_TASK REQUIREMENTS:_
In the data that follows, count every line holding the string "will" and give the count alone.

_MATERIAL:_
+===+
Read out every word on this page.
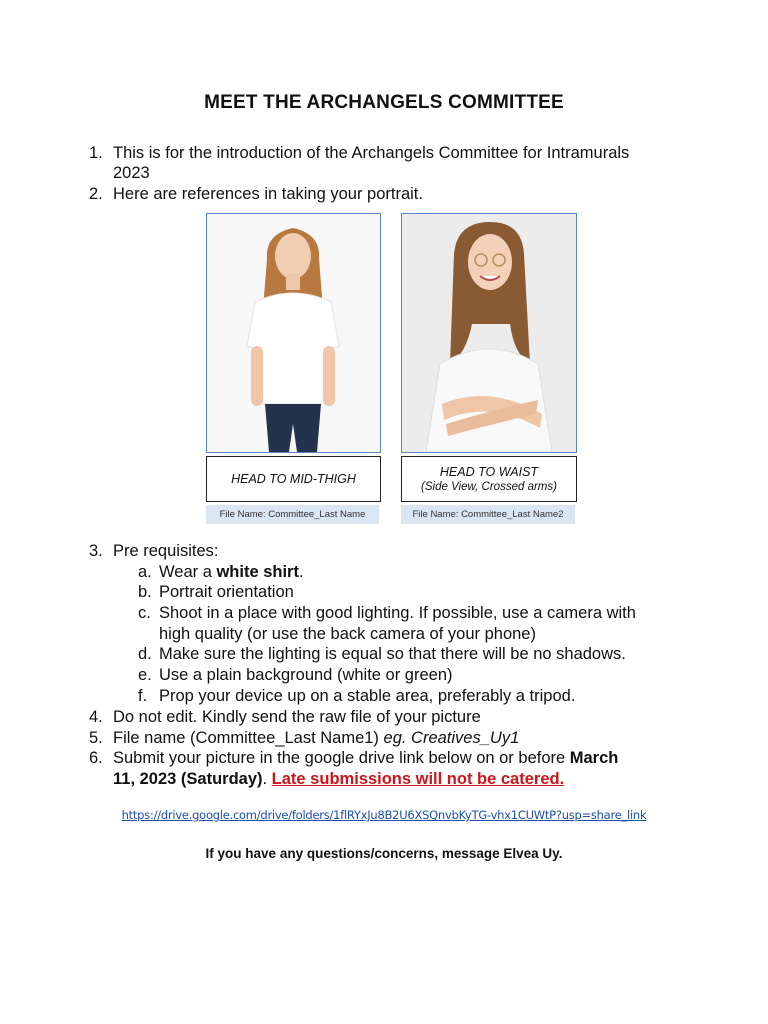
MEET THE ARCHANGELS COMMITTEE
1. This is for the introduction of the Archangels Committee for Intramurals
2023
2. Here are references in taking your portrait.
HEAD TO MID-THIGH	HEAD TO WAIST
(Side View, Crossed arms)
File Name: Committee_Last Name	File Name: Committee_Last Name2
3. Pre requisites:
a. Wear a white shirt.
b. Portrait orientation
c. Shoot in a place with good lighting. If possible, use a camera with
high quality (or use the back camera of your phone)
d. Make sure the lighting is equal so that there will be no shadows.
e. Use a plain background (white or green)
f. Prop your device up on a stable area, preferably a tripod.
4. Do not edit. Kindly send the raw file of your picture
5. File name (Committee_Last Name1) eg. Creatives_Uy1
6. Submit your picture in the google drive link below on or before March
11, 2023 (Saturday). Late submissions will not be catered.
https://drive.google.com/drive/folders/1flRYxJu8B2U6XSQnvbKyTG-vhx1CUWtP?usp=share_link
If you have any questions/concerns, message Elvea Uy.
+===+
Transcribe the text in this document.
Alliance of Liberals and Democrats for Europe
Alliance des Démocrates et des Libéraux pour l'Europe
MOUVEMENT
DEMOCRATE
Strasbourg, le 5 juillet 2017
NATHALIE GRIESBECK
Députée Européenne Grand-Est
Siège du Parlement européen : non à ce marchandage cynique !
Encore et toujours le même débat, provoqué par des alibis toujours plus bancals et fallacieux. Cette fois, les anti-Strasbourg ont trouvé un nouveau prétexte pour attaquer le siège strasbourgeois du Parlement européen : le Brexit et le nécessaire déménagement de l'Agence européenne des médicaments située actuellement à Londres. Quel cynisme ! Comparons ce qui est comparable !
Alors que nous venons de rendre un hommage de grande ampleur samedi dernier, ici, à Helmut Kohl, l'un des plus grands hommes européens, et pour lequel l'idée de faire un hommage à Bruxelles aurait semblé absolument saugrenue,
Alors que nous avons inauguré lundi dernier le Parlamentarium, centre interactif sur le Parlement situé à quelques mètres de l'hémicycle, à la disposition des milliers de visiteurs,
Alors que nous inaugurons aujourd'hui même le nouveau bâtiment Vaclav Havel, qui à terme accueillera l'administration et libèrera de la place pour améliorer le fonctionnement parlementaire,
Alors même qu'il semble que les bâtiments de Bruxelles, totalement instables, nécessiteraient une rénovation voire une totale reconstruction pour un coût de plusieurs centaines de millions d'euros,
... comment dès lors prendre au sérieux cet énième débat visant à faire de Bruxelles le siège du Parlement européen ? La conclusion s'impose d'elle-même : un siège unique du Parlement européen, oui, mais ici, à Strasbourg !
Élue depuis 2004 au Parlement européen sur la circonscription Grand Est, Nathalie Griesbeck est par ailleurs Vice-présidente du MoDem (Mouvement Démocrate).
+===+
_RESULT:_
2